(Task to carry out)
Which lines hold the word "Ultimi"? Copy each one.

(Data supplied)
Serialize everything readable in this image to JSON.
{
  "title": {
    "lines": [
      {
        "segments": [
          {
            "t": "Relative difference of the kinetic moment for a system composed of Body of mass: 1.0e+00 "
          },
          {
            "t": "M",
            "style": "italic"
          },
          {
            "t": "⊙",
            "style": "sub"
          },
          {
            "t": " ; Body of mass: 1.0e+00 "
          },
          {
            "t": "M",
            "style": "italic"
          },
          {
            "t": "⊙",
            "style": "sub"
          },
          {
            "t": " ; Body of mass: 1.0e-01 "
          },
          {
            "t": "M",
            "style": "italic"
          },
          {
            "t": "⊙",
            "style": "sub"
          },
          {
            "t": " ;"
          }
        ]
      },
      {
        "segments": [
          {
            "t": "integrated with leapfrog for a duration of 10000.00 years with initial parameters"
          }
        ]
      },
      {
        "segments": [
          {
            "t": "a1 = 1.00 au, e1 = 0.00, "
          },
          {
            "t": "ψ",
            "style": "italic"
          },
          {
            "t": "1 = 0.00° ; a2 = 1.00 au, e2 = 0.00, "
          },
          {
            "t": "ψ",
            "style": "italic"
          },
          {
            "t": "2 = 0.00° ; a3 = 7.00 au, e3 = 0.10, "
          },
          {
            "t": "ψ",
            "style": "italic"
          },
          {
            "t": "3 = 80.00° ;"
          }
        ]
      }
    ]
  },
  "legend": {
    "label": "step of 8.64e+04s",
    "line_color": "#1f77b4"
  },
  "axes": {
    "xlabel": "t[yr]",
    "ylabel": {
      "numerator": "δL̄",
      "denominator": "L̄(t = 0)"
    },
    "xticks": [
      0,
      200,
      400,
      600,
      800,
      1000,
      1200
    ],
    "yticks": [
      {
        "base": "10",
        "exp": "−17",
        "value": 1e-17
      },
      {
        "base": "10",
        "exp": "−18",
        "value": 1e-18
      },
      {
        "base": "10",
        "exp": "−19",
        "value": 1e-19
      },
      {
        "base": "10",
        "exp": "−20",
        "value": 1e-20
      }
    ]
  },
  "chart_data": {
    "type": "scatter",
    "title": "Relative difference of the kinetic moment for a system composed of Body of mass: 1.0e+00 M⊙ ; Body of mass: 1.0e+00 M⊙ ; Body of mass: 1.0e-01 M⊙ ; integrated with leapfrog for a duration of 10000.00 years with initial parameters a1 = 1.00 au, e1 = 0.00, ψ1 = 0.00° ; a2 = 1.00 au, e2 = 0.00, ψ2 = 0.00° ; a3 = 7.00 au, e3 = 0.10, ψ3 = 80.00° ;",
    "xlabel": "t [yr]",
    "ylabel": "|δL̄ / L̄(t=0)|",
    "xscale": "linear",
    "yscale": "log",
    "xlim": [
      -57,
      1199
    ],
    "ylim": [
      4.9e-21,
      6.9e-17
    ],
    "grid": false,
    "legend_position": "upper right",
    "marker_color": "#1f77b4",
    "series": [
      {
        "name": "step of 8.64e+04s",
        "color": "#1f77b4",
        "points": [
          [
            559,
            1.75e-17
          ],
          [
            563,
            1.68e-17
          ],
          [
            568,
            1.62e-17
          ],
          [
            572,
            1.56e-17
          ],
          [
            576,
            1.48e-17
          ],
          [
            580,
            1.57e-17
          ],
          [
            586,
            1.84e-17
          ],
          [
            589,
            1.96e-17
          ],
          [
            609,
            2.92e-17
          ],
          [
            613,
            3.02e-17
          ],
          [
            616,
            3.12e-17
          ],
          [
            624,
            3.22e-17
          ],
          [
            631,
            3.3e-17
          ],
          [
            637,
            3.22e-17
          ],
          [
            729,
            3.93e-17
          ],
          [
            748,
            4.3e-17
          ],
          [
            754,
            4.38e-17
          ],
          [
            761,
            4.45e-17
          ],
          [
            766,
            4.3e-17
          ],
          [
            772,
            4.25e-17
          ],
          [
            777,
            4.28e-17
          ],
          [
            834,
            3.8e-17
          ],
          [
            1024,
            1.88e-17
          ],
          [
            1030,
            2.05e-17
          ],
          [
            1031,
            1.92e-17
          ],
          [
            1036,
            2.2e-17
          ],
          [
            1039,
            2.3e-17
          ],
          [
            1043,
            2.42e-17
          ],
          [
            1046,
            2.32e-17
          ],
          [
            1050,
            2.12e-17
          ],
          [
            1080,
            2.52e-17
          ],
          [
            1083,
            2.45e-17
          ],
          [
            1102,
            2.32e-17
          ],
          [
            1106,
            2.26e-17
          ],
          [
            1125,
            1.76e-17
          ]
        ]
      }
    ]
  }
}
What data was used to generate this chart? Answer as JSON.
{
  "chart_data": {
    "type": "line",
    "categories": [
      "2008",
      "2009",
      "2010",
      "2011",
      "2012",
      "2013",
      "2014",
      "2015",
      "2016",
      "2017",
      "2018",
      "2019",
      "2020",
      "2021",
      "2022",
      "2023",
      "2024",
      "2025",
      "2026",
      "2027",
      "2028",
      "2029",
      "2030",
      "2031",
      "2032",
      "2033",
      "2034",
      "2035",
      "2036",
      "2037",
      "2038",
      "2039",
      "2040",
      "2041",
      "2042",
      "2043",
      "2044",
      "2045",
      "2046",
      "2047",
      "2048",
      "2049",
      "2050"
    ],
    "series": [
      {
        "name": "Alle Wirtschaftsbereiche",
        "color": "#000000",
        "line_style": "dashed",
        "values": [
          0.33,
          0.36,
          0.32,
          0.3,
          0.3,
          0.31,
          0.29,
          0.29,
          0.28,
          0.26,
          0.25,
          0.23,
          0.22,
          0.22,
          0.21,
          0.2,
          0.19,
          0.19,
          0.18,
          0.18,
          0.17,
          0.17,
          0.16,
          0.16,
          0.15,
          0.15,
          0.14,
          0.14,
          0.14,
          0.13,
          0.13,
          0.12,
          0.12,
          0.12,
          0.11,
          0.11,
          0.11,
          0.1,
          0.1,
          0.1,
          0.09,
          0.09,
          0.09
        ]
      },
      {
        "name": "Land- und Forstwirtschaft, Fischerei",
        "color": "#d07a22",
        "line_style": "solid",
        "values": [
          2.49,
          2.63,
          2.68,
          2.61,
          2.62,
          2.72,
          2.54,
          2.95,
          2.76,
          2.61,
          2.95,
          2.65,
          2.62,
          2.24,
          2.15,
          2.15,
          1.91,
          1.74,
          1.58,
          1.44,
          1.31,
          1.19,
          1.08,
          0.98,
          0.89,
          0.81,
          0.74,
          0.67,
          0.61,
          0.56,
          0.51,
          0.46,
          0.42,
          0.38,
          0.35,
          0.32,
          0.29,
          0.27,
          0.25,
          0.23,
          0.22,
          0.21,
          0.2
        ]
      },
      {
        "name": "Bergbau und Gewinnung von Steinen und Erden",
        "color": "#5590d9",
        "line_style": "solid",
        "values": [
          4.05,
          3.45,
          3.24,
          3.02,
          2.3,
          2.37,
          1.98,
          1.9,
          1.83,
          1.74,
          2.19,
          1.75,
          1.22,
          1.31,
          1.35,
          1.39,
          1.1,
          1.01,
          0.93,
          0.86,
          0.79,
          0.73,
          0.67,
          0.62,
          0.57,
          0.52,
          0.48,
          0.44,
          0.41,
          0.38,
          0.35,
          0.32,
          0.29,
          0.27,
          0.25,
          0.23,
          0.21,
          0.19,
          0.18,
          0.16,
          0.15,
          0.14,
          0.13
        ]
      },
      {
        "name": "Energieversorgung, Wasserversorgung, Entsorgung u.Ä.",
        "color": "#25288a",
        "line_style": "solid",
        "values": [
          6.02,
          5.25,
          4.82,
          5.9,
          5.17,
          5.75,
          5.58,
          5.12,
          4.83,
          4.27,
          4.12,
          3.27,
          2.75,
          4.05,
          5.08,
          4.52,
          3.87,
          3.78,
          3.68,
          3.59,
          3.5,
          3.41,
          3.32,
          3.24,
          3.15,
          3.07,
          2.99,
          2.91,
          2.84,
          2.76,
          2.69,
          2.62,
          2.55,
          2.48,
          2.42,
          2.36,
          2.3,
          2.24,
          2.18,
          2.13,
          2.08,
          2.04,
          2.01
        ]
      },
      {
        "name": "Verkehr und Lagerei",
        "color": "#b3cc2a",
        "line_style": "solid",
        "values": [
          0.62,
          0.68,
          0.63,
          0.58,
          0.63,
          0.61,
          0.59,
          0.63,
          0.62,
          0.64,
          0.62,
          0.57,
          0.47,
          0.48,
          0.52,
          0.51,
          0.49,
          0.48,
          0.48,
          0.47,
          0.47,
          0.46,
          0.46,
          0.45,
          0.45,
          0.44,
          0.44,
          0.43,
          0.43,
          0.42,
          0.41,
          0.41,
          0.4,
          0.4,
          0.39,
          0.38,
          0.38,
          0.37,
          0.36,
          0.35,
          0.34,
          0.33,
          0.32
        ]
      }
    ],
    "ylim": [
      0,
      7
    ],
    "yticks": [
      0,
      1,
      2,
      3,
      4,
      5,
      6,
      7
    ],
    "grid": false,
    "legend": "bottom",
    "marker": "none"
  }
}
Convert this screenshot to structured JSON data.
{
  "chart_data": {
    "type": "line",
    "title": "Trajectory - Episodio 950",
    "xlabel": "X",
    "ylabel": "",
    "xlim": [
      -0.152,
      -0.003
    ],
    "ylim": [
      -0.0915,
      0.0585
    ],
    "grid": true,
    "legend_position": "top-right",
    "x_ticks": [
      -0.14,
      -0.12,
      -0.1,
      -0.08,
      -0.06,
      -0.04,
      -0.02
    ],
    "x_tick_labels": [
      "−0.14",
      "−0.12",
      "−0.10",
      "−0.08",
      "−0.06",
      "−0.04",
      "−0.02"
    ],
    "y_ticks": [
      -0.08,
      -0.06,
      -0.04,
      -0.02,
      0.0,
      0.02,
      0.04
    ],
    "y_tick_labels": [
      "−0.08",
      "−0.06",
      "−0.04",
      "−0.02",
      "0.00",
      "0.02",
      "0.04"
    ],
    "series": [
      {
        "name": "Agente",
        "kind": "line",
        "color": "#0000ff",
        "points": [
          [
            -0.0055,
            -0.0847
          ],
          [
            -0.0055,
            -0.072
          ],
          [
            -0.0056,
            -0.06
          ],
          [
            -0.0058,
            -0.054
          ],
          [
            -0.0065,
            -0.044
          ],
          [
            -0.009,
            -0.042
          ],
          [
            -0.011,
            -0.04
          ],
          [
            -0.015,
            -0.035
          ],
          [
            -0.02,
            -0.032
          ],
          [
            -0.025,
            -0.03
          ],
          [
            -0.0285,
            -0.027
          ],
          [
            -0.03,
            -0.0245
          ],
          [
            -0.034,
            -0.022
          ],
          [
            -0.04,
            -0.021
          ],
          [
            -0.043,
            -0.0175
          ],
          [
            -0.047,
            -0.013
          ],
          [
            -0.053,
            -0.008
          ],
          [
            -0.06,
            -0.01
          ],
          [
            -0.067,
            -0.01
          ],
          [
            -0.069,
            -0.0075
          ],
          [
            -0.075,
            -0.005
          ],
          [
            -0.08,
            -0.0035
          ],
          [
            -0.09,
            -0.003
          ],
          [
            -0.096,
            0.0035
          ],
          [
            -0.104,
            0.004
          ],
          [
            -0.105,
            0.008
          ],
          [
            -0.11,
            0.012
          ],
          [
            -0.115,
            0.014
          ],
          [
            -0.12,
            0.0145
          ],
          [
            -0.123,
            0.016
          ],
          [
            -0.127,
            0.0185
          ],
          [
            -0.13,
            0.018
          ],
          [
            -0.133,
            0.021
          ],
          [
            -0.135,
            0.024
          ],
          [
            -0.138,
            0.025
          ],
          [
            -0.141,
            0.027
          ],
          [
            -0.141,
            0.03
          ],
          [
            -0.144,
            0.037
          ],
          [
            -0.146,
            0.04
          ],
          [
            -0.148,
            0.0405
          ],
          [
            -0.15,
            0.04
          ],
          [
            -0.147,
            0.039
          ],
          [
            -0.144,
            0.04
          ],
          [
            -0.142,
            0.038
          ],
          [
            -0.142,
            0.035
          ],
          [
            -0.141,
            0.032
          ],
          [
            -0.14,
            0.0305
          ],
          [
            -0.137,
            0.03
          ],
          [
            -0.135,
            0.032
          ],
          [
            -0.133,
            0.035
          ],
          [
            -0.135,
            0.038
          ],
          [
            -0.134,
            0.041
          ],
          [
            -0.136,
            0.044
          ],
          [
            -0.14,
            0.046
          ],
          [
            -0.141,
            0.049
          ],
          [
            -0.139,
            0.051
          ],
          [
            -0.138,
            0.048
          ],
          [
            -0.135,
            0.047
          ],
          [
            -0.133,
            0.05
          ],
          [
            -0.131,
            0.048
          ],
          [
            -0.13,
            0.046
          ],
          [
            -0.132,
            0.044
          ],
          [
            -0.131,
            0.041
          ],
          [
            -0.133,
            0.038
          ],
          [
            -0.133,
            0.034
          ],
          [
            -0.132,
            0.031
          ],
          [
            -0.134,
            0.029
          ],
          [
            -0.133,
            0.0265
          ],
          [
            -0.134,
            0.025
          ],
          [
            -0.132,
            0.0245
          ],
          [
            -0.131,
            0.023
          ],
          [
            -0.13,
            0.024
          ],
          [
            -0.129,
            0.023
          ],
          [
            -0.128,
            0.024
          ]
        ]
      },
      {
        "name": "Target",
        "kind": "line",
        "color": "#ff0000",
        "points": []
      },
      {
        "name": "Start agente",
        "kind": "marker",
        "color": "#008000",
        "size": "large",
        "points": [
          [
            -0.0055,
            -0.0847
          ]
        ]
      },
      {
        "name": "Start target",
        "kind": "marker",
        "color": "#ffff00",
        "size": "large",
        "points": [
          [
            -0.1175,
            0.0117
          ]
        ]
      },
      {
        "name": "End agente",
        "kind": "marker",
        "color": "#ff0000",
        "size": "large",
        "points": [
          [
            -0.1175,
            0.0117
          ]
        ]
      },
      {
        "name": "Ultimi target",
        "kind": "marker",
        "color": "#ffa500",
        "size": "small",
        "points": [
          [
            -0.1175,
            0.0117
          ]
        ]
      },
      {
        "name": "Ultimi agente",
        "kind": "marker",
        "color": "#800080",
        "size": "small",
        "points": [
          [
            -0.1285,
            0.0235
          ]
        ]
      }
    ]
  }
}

(Task result)
        "name": "Ultimi target",
        "name": "Ultimi agente",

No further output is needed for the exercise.